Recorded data
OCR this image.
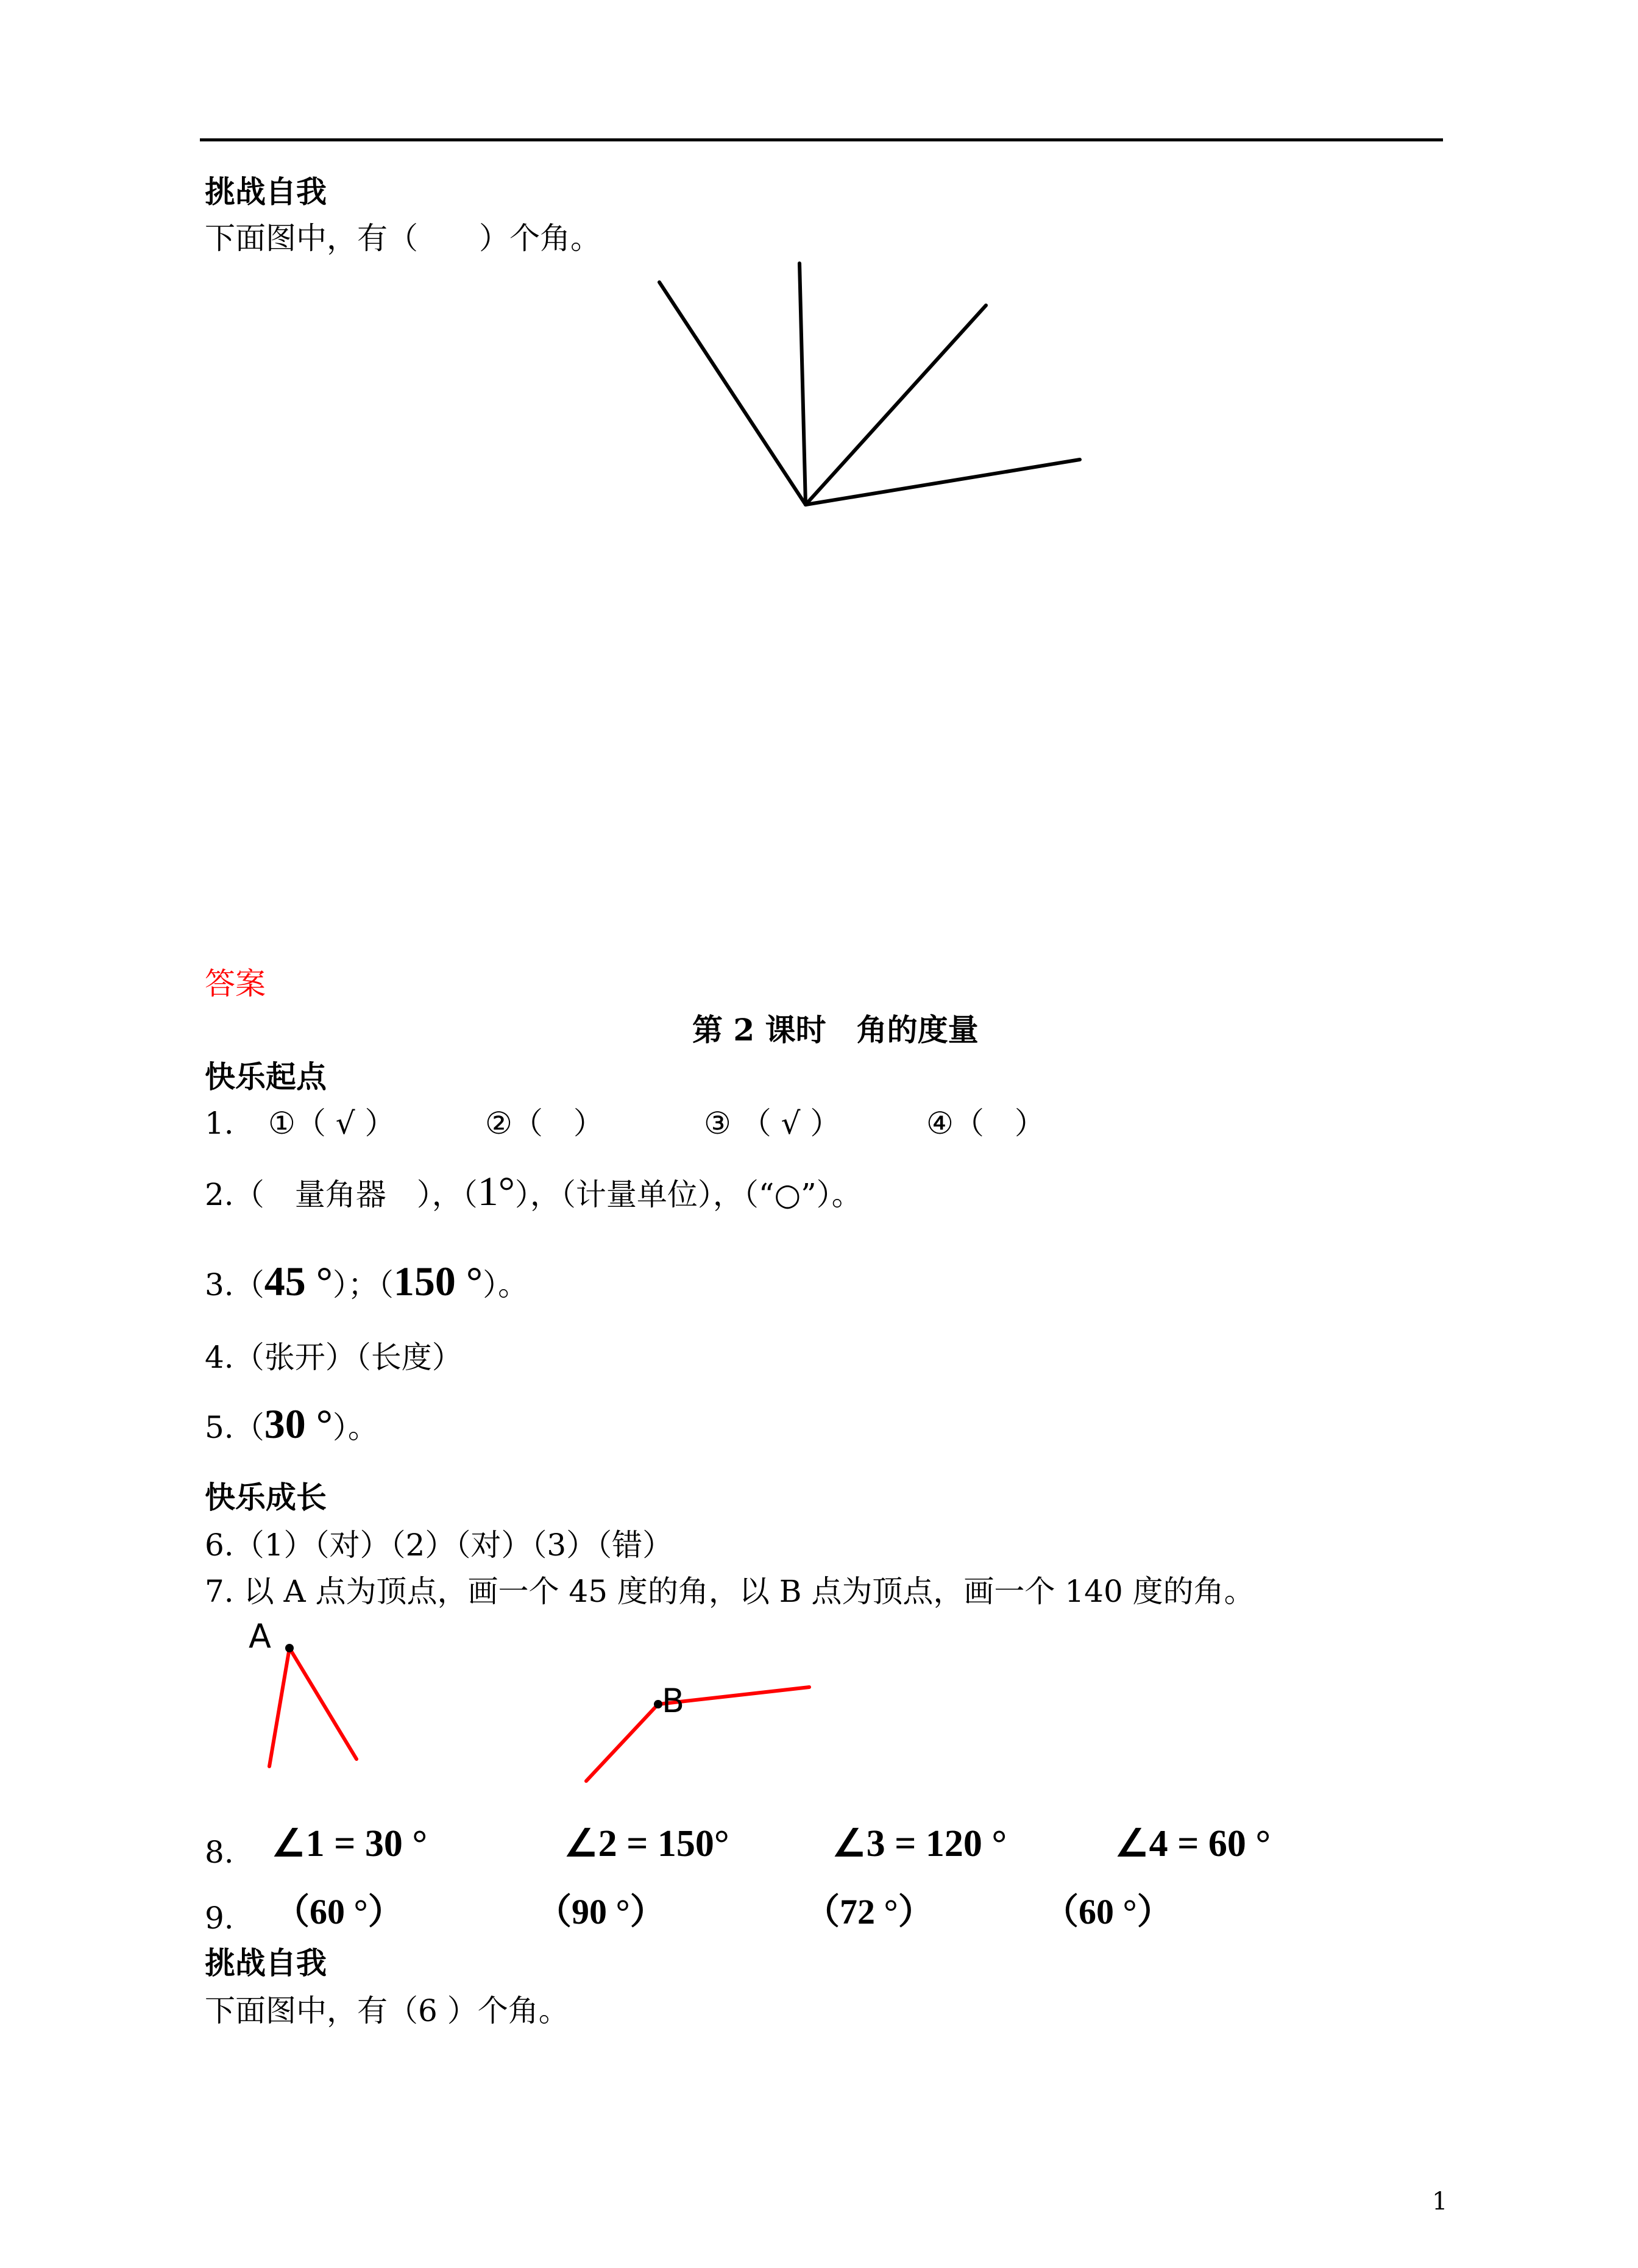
挑战自我
下面图中，有（　　）个角。
答案
第 2 课时　角的度量
快乐起点
1. ①（ √ ）	②（　）	③ （ √ ）	④（　）
2.（　量角器　），（1°），（计量单位），（“○”）。
3.（45 °）；（150 °）。
4.（张开）（长度）
5.（30 °）。
快乐成长
6.（1）（对）（2）（对）（3）（错）
7. 以 A 点为顶点，画一个 45 度的角，以 B 点为顶点，画一个 140 度的角。
A
B
8. ∠1 = 30 °	∠2 = 150°	∠3 = 120 °	∠4 = 60 °
9. （60 °）	（90 °）	（72 °）	（60 °）
挑战自我
下面图中，有（6 ）个角。
1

> **PROBLEM DETAILS**
Restate every record exactly, please; do not copy the pictures.

> **REPLY**
OCR this image.
挑战自我
下面图中，有（　　）个角。
答案
第 2 课时　角的度量
快乐起点
1. ①（ √ ）	②（　）	③ （ √ ）	④（　）
2.（　量角器　），（1°），（计量单位），（“○”）。
3.（45 °）；（150 °）。
4.（张开）（长度）
5.（30 °）。
快乐成长
6.（1）（对）（2）（对）（3）（错）
7. 以 A 点为顶点，画一个 45 度的角，以 B 点为顶点，画一个 140 度的角。
A
B
8. ∠1 = 30 °	∠2 = 150°	∠3 = 120 °	∠4 = 60 °
9. （60 °）	（90 °）	（72 °）	（60 °）
挑战自我
下面图中，有（6 ）个角。
1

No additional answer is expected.